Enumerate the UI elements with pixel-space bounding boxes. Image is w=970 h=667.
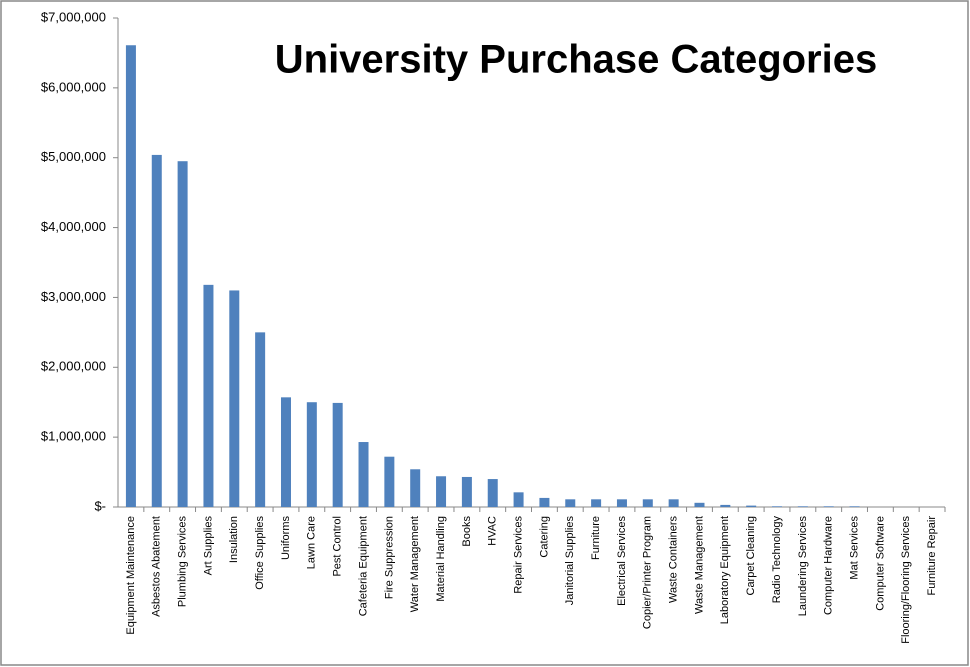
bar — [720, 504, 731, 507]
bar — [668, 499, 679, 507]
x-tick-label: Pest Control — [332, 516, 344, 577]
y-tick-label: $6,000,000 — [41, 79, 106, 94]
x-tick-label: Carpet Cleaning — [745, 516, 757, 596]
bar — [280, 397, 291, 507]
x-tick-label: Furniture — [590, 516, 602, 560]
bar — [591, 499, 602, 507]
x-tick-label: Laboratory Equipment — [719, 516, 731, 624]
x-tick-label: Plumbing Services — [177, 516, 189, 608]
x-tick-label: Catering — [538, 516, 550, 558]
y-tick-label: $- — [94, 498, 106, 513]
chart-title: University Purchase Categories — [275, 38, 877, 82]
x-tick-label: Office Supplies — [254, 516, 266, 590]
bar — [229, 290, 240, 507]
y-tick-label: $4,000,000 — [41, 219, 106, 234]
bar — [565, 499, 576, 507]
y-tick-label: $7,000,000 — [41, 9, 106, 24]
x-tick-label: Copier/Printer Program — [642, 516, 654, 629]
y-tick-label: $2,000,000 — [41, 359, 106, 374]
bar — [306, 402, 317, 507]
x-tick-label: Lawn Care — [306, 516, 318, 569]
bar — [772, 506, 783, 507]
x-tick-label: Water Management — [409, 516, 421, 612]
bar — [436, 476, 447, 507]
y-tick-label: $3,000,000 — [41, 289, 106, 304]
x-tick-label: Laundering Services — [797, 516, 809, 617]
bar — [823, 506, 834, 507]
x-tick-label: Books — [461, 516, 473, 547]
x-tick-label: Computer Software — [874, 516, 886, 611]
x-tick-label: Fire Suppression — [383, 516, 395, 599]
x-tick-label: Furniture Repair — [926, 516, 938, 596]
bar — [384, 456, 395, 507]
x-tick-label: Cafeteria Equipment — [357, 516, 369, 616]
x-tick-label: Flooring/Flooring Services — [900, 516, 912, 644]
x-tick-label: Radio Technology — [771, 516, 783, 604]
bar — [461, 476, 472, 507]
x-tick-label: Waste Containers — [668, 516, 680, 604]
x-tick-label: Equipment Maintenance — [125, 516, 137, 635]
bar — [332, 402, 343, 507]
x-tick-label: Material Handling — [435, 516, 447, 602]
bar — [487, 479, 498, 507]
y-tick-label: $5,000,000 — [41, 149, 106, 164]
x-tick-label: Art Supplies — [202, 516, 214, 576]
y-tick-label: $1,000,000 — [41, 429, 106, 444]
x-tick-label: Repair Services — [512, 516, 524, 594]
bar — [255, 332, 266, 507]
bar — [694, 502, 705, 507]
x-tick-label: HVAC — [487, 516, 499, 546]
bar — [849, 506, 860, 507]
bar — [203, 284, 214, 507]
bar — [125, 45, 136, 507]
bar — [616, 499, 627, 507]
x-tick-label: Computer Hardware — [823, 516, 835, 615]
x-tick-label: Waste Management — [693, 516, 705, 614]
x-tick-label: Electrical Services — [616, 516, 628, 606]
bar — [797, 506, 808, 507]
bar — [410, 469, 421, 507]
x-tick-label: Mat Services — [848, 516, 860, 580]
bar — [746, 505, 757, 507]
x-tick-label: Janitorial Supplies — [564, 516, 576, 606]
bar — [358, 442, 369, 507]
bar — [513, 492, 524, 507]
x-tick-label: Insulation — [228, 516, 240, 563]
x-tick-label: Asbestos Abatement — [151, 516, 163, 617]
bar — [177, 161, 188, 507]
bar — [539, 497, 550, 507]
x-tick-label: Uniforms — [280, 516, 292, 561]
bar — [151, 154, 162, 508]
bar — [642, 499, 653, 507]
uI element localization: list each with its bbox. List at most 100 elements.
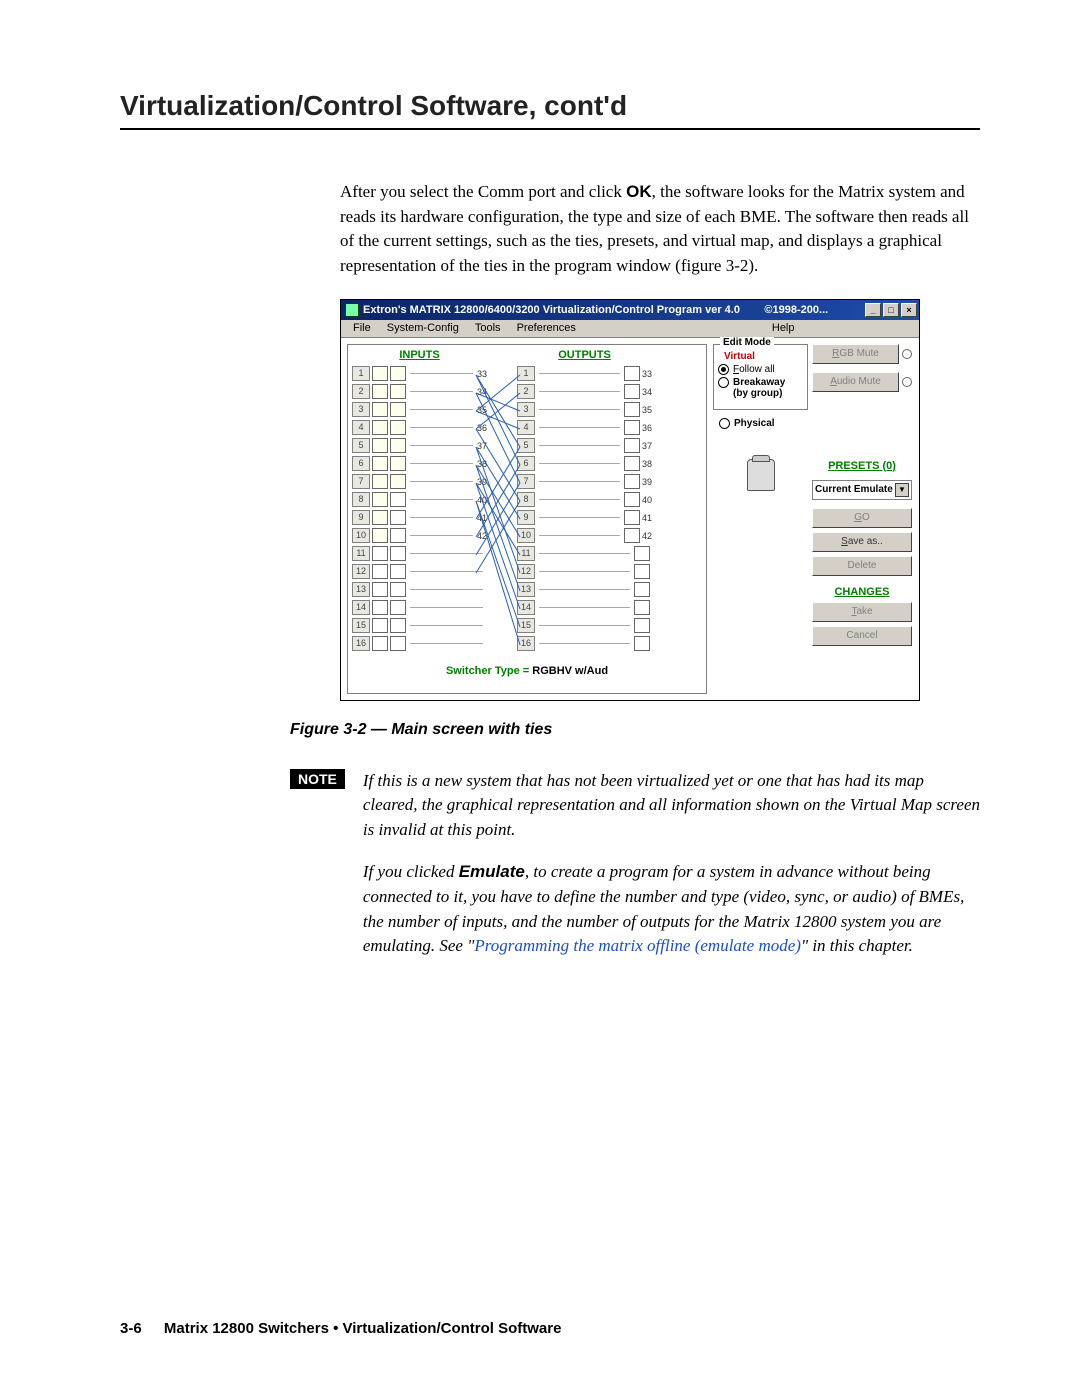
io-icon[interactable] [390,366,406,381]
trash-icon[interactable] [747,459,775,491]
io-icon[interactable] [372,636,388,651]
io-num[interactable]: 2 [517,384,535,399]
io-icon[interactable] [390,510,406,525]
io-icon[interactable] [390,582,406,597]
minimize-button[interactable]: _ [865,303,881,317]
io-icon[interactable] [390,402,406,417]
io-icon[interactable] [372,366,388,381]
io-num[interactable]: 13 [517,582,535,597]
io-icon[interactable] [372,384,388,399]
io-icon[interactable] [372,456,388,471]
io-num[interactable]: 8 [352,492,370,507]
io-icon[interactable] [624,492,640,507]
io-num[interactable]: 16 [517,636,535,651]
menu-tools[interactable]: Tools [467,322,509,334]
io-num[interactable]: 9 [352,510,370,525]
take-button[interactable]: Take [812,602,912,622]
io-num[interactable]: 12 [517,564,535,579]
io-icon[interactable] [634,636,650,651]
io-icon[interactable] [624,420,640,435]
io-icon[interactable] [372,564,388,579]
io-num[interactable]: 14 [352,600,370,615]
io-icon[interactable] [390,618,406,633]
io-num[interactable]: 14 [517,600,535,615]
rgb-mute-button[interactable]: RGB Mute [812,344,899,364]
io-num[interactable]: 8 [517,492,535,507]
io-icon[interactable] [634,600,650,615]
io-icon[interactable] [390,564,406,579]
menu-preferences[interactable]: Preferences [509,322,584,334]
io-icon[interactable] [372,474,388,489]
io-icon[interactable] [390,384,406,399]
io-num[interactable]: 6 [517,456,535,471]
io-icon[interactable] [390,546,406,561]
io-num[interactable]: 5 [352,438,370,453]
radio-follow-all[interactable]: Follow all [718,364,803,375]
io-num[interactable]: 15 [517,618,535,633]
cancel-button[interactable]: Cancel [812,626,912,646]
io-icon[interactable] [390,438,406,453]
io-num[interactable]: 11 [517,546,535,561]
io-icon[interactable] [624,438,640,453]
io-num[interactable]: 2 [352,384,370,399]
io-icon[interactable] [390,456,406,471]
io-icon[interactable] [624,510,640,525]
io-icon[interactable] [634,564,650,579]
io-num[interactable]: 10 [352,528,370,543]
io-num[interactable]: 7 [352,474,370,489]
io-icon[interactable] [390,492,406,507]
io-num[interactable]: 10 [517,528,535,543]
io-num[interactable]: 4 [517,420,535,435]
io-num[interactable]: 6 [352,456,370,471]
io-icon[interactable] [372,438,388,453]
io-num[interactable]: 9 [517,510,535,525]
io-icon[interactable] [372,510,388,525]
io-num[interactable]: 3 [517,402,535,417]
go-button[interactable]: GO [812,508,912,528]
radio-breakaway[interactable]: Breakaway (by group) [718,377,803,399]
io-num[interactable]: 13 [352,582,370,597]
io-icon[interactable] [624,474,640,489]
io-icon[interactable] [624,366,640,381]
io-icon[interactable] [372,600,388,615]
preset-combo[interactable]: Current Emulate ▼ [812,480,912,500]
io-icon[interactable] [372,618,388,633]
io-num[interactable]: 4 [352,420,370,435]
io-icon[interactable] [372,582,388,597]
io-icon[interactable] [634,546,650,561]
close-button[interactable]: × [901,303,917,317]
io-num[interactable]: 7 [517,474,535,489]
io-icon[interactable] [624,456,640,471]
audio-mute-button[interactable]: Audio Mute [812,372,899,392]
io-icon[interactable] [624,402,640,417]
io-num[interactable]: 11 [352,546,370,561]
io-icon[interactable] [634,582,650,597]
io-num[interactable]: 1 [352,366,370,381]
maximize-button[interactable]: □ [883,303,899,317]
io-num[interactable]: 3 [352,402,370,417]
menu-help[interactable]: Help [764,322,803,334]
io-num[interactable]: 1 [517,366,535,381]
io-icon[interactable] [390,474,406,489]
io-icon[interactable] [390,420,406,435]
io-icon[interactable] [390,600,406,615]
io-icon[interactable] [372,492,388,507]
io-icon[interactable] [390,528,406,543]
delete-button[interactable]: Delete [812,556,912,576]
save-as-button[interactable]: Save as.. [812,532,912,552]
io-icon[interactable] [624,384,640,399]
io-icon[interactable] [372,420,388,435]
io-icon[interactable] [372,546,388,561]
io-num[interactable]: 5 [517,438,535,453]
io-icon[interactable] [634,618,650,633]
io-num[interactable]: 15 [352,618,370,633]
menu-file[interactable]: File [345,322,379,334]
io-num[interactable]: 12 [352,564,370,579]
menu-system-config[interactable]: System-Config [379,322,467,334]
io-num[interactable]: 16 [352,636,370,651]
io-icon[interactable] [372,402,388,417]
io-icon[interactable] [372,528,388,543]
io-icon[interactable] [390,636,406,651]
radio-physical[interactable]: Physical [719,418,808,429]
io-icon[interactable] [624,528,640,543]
...
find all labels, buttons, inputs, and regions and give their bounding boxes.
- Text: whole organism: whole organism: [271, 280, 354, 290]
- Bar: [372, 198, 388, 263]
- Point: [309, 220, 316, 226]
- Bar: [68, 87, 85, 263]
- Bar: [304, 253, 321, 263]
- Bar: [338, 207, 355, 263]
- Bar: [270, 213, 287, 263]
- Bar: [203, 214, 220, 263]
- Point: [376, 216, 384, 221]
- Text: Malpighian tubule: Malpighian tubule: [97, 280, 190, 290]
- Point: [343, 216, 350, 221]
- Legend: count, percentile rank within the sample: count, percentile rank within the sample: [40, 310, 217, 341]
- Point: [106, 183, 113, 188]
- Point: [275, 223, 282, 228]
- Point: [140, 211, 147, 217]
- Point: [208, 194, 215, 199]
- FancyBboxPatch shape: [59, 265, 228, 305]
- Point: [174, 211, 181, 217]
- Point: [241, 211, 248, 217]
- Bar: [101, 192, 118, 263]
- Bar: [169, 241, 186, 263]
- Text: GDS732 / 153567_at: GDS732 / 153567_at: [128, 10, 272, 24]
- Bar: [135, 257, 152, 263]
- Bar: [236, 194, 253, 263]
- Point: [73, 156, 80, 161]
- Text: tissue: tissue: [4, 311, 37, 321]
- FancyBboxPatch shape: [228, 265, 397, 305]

### Problem statement
Copy out the lines character for character, starting at the line that contains "io-icon[interactable] [390,366,406,381]" and stopping after the line that contains "io-num[interactable]: 7 [352,474,370,489]".

### Exercise response
io-icon[interactable] [390,366,406,381]
trash-icon[interactable] [747,459,775,491]
io-icon[interactable] [372,636,388,651]
io-num[interactable]: 2 [517,384,535,399]
io-icon[interactable] [390,510,406,525]
io-icon[interactable] [390,582,406,597]
minimize-button[interactable]: _ [865,303,881,317]
io-icon[interactable] [390,402,406,417]
io-icon[interactable] [372,366,388,381]
io-num[interactable]: 13 [517,582,535,597]
io-icon[interactable] [372,384,388,399]
io-icon[interactable] [372,456,388,471]
io-num[interactable]: 8 [352,492,370,507]
io-icon[interactable] [624,492,640,507]
io-num[interactable]: 16 [517,636,535,651]
menu-tools[interactable]: Tools [467,322,509,334]
io-num[interactable]: 9 [352,510,370,525]
take-button[interactable]: Take [812,602,912,622]
io-num[interactable]: 12 [517,564,535,579]
io-icon[interactable] [634,636,650,651]
io-icon[interactable] [624,420,640,435]
io-icon[interactable] [372,564,388,579]
io-num[interactable]: 14 [352,600,370,615]
io-icon[interactable] [390,618,406,633]
io-num[interactable]: 14 [517,600,535,615]
rgb-mute-button[interactable]: RGB Mute [812,344,899,364]
io-num[interactable]: 8 [517,492,535,507]
io-icon[interactable] [634,600,650,615]
io-icon[interactable] [390,564,406,579]
menu-preferences[interactable]: Preferences [509,322,584,334]
io-icon[interactable] [372,474,388,489]
io-icon[interactable] [390,384,406,399]
io-num[interactable]: 6 [517,456,535,471]
io-icon[interactable] [390,546,406,561]
io-num[interactable]: 5 [352,438,370,453]
radio-follow-all[interactable]: Follow all [718,364,803,375]
io-num[interactable]: 15 [517,618,535,633]
cancel-button[interactable]: Cancel [812,626,912,646]
io-icon[interactable] [390,438,406,453]
io-num[interactable]: 11 [517,546,535,561]
io-icon[interactable] [624,438,640,453]
io-num[interactable]: 2 [352,384,370,399]
io-icon[interactable] [390,456,406,471]
io-icon[interactable] [624,510,640,525]
io-icon[interactable] [634,564,650,579]
io-num[interactable]: 10 [352,528,370,543]
io-num[interactable]: 7 [352,474,370,489]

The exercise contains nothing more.